[Stored items from a collection]
========================

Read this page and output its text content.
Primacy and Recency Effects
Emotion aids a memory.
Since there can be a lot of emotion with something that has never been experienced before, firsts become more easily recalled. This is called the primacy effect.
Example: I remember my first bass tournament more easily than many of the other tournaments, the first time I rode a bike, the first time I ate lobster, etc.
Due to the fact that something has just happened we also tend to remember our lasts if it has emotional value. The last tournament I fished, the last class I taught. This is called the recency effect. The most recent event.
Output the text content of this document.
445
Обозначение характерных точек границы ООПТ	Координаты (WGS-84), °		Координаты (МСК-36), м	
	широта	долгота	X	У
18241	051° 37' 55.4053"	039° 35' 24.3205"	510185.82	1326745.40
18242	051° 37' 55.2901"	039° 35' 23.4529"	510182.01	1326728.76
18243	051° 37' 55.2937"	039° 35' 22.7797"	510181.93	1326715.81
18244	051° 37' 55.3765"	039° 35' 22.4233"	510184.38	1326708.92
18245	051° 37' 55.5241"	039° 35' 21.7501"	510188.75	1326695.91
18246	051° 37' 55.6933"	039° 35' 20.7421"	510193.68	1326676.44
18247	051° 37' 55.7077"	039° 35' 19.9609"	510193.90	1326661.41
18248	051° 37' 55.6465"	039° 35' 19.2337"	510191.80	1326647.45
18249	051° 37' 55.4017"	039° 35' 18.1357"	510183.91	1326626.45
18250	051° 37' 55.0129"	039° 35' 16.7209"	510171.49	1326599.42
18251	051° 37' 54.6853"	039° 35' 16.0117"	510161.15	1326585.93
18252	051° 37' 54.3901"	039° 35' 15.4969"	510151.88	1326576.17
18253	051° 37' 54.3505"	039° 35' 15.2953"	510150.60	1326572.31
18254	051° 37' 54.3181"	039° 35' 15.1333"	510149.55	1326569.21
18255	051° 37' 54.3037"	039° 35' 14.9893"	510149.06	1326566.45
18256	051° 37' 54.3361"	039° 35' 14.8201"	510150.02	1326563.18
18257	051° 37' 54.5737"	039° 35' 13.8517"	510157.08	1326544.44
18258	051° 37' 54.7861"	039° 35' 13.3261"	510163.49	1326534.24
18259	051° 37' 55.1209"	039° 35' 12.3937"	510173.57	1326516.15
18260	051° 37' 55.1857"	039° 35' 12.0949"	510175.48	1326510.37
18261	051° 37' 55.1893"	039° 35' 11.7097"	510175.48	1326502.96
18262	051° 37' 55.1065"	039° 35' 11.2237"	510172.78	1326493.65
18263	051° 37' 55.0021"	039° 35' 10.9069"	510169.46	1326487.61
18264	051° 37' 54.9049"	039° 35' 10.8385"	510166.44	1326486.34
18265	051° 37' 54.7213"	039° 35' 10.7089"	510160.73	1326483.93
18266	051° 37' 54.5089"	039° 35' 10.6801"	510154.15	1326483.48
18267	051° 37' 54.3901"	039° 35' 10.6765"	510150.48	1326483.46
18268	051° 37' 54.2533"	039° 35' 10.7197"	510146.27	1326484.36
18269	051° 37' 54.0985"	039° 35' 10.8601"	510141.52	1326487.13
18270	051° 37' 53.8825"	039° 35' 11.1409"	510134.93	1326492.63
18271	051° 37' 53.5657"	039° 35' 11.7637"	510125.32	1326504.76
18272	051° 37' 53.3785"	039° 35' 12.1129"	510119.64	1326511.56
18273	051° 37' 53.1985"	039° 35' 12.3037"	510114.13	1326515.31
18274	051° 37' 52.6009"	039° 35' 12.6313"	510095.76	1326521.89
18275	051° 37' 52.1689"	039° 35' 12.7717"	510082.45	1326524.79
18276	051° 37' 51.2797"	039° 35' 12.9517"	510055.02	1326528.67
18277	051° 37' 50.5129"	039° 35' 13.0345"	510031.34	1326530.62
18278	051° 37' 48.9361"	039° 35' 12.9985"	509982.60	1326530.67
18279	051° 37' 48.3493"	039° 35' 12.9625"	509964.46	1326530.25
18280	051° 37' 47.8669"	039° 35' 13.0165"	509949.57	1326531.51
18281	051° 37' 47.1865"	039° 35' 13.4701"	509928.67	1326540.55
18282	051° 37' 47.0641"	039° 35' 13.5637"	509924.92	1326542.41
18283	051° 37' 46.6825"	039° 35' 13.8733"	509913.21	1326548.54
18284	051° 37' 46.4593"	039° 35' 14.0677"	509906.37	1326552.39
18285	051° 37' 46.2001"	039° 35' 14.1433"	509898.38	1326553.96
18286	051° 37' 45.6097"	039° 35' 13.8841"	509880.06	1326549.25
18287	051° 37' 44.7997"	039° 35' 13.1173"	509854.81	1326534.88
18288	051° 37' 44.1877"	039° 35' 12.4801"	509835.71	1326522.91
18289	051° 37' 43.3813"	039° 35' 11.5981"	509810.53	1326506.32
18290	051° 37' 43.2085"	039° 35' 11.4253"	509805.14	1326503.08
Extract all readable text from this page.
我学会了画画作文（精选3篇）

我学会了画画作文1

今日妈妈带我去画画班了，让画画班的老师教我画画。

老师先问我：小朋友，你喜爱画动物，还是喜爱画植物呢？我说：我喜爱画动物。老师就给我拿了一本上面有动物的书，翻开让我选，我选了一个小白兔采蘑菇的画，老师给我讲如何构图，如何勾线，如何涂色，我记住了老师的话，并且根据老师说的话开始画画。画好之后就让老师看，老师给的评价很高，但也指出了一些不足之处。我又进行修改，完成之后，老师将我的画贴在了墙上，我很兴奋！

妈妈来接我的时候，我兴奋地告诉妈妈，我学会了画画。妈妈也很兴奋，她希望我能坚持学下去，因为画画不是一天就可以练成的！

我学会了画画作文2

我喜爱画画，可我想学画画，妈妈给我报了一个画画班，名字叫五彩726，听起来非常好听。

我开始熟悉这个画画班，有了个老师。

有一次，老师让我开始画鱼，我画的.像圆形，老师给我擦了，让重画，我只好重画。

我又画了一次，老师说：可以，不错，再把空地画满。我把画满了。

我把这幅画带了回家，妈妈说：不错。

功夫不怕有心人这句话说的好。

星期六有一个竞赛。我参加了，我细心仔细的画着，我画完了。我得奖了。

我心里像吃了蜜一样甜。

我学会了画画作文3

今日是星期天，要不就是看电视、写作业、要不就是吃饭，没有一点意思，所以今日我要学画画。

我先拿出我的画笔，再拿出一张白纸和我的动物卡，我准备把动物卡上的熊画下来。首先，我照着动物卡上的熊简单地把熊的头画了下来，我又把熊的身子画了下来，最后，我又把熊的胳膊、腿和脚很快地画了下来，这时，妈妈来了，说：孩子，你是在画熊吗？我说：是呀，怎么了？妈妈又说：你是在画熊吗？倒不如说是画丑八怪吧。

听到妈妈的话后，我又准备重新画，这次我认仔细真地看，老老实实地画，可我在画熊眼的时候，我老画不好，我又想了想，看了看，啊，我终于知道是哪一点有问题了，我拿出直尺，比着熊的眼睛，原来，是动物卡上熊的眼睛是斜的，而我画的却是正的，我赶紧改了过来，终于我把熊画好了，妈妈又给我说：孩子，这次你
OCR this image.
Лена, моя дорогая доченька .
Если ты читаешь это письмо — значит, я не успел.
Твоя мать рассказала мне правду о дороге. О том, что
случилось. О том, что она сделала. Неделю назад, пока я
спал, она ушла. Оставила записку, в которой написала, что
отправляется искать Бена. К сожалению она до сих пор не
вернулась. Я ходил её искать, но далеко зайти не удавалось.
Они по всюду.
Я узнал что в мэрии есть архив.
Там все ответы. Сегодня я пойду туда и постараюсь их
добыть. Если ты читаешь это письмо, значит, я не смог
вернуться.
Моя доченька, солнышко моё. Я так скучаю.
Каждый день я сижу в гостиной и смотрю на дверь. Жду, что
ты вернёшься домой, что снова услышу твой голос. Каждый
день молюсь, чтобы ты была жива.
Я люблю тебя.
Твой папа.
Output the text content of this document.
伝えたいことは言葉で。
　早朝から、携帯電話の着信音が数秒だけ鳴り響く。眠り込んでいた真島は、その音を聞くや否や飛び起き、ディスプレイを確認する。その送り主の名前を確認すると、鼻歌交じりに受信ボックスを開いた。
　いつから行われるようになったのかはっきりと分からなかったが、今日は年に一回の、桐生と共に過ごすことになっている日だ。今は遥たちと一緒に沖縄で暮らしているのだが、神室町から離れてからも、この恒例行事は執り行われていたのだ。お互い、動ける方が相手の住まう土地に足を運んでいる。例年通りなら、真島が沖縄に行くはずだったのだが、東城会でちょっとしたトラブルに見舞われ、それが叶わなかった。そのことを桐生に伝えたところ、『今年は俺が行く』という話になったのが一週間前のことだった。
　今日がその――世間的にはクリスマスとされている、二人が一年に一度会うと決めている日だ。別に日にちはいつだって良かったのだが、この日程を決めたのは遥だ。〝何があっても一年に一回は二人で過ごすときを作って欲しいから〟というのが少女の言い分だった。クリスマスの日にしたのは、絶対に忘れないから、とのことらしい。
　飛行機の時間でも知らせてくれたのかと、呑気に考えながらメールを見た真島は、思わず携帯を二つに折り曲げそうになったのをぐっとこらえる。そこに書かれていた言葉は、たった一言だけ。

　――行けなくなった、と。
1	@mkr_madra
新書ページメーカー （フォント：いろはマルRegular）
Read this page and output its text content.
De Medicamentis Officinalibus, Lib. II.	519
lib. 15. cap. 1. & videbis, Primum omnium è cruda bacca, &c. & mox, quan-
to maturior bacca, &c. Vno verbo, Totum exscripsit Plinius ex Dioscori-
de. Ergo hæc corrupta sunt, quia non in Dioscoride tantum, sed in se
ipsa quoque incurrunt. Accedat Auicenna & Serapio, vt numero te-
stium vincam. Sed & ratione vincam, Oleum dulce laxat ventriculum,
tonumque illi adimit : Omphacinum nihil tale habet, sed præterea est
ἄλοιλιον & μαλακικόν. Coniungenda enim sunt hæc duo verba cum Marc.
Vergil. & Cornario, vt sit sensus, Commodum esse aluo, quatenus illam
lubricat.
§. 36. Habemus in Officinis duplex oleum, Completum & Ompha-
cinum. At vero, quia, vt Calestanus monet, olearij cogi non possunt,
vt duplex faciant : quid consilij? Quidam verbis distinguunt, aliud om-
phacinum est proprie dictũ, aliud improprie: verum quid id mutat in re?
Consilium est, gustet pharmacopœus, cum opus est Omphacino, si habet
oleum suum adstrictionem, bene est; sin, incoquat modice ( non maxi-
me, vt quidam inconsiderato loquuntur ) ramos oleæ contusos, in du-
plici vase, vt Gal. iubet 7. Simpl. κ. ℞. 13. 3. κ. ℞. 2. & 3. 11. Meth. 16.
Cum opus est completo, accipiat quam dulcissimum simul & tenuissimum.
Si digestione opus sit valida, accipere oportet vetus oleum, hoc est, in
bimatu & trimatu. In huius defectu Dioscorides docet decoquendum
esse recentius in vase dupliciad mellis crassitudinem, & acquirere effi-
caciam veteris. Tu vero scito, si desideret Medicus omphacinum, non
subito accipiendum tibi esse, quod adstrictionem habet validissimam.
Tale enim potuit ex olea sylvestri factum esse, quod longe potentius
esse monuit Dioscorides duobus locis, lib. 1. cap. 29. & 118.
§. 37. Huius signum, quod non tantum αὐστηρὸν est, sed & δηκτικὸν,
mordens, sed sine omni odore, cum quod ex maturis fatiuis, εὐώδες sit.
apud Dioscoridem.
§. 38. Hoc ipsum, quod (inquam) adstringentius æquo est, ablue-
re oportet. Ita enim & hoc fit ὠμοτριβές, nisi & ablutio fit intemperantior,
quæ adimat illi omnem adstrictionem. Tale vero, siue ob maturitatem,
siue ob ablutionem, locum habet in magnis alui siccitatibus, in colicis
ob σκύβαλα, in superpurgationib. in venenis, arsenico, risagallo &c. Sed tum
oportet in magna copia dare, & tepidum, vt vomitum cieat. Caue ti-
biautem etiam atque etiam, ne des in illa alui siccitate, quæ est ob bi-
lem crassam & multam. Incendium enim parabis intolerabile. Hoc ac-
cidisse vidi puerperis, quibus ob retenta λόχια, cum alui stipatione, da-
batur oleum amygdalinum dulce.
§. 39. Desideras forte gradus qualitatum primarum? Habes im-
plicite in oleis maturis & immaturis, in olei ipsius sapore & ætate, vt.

========================

• REQUIRED TASK
What is the number of lines in the records that contain the word "enim"? Answer with the number and nothing else.

• RESPONSE
4